Your answer should be only a number: how many lines include the word "tigkeyten".

◆ ◆ ◆

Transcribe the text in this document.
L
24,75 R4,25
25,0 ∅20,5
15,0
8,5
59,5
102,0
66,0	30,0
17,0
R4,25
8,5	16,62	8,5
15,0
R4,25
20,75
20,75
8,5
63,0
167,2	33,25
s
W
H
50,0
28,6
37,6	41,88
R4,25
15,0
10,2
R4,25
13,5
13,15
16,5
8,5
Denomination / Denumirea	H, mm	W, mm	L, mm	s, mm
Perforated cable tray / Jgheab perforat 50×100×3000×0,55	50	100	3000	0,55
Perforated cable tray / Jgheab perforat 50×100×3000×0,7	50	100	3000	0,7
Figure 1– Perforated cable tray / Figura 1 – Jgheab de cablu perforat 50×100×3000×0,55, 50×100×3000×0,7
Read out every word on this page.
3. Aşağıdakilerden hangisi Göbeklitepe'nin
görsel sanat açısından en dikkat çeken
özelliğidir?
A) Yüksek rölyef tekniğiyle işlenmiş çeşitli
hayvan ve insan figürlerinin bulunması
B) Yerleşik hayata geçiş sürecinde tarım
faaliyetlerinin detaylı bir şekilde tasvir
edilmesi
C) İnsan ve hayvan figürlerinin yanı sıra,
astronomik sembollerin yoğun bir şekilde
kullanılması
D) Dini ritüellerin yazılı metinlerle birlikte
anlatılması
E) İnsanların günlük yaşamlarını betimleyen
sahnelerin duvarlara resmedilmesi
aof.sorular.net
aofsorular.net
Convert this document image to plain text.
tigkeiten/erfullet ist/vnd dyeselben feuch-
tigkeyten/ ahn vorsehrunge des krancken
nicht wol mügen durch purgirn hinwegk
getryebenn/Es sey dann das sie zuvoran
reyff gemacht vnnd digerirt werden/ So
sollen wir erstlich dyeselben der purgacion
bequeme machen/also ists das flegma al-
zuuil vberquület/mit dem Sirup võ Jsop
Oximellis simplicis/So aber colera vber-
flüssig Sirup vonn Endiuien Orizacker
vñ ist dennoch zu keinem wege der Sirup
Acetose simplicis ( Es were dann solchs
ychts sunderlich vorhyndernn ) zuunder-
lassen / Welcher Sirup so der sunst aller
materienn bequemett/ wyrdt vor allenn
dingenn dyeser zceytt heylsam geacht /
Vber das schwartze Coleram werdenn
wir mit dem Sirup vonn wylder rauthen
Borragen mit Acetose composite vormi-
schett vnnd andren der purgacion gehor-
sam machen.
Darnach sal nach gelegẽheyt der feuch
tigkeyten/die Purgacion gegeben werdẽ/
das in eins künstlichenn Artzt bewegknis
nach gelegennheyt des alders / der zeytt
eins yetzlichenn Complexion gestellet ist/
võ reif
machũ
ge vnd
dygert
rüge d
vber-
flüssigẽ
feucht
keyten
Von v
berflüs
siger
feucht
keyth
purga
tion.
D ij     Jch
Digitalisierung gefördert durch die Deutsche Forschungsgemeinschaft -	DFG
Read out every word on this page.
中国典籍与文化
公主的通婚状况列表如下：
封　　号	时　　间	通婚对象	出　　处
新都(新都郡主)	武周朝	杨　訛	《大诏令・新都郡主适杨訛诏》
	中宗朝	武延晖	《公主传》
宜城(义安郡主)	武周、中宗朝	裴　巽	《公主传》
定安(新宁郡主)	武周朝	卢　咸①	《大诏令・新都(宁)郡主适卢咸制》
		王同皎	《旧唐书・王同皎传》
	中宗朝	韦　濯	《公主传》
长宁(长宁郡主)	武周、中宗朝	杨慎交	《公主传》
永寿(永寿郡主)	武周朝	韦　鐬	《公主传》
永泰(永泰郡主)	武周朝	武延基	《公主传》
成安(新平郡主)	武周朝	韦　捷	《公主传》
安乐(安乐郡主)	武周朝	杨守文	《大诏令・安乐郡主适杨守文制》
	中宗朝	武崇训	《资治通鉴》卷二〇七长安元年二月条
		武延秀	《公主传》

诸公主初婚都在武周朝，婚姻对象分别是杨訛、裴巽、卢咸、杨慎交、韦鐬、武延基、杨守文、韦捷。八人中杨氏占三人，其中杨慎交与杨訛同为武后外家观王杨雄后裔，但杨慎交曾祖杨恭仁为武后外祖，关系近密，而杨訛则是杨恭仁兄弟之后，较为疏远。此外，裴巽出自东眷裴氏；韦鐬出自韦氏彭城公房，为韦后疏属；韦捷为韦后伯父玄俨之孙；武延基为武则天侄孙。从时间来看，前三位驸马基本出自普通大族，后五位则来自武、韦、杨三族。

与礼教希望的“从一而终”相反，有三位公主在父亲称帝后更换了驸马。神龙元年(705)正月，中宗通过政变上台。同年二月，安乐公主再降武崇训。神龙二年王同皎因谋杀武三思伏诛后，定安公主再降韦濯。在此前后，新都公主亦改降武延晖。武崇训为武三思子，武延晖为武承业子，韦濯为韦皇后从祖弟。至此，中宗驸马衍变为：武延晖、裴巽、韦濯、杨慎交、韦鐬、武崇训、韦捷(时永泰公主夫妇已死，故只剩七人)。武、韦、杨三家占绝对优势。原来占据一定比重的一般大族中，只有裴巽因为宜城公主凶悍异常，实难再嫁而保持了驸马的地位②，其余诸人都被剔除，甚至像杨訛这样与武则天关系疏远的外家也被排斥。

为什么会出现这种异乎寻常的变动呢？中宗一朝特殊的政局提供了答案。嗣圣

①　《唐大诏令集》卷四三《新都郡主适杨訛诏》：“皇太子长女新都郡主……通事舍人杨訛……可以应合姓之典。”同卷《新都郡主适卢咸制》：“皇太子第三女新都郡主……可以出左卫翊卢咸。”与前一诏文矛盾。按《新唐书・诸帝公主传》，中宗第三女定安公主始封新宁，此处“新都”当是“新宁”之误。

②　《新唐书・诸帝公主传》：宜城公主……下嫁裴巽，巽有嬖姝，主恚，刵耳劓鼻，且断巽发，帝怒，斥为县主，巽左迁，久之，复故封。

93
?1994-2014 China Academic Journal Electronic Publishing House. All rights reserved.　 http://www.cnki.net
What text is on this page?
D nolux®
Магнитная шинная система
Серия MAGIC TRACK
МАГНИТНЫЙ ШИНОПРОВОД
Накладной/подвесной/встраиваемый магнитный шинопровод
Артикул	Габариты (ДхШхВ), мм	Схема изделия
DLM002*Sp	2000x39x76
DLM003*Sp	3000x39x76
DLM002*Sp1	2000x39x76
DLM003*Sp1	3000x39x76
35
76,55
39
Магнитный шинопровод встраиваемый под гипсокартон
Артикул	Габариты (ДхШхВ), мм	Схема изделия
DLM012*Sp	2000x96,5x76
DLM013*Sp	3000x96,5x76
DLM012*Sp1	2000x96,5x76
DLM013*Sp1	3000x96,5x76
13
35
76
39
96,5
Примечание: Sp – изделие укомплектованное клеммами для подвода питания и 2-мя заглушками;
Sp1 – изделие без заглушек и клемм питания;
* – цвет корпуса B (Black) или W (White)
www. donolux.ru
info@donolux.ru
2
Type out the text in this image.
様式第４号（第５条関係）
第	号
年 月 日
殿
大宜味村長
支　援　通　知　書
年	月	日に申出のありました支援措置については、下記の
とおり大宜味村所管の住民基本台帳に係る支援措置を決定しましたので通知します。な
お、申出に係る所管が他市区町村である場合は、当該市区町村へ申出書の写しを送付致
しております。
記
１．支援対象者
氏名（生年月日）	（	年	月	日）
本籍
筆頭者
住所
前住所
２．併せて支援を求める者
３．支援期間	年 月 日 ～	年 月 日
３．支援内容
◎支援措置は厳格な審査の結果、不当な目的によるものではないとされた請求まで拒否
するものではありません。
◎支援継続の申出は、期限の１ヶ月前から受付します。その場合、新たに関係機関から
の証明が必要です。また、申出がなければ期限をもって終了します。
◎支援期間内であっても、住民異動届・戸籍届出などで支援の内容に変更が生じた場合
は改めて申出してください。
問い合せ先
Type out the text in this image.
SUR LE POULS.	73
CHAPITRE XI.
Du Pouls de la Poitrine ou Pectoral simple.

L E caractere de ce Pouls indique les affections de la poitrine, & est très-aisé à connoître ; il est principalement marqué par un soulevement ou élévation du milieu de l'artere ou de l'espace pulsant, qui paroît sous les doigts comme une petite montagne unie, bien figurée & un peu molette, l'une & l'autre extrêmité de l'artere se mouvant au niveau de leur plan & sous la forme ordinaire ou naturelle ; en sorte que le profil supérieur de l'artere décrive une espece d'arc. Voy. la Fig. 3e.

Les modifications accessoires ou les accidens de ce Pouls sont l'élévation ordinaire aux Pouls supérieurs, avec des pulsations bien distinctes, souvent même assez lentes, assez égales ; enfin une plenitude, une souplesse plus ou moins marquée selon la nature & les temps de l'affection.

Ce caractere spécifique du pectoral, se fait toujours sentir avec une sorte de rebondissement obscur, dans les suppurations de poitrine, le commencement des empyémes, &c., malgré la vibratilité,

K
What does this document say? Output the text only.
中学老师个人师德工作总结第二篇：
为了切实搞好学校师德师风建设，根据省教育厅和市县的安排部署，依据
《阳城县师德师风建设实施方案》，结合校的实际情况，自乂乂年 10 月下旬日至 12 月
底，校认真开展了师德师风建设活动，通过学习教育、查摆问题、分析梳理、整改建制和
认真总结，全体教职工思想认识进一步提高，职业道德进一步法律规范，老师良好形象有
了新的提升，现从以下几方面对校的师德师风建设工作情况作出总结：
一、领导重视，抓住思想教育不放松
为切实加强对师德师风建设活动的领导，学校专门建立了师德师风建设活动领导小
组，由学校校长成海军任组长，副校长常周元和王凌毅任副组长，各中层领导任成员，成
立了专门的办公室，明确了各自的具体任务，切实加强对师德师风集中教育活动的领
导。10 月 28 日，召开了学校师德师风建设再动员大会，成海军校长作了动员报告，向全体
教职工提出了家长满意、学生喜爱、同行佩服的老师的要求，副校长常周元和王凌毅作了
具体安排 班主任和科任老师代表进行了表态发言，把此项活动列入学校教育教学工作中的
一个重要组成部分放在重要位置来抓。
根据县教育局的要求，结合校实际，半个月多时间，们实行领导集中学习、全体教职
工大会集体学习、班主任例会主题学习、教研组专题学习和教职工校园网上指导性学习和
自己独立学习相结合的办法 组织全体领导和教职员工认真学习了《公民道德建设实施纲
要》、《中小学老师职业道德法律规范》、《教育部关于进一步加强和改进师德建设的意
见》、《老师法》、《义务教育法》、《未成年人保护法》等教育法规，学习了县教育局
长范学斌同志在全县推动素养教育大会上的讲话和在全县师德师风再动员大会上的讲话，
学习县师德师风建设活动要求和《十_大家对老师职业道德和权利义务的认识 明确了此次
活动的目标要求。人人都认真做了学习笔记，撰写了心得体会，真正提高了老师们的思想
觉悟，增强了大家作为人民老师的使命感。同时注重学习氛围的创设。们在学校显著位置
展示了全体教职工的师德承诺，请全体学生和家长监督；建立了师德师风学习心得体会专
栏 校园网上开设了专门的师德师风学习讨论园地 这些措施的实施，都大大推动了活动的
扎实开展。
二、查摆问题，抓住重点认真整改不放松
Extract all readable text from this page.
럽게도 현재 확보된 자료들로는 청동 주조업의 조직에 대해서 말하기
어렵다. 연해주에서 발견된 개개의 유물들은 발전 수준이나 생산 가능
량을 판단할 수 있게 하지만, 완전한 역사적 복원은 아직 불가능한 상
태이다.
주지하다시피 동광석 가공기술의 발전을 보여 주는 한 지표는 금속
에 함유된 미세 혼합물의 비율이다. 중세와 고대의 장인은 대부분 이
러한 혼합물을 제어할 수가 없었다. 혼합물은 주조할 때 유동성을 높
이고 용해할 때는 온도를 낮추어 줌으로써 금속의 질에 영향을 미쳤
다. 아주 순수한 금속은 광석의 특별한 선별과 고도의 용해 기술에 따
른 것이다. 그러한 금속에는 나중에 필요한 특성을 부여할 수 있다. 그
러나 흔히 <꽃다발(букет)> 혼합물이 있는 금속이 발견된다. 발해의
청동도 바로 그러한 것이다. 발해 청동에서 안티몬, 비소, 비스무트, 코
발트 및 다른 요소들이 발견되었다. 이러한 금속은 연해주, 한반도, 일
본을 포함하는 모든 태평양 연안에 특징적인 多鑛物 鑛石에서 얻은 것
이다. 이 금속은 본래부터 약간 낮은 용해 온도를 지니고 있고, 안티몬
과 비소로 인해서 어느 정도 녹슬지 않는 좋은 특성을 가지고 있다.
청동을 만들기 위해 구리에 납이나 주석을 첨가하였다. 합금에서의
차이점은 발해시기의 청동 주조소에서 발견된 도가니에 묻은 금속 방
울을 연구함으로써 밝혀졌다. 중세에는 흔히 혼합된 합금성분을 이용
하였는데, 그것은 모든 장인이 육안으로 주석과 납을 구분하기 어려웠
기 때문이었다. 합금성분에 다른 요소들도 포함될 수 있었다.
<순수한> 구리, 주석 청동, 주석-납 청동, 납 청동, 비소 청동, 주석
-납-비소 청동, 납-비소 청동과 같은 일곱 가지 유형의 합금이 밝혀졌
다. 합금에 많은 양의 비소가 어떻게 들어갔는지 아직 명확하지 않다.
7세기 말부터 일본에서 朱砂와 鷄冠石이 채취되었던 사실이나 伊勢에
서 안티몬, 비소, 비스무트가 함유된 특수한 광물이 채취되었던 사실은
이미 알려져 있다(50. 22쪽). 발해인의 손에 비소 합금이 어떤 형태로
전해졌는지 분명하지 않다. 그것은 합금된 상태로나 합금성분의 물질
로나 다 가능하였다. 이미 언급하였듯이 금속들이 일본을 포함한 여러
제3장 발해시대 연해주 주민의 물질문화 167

◆ ◆ ◆

● SOLUTION TO THIS TASK
2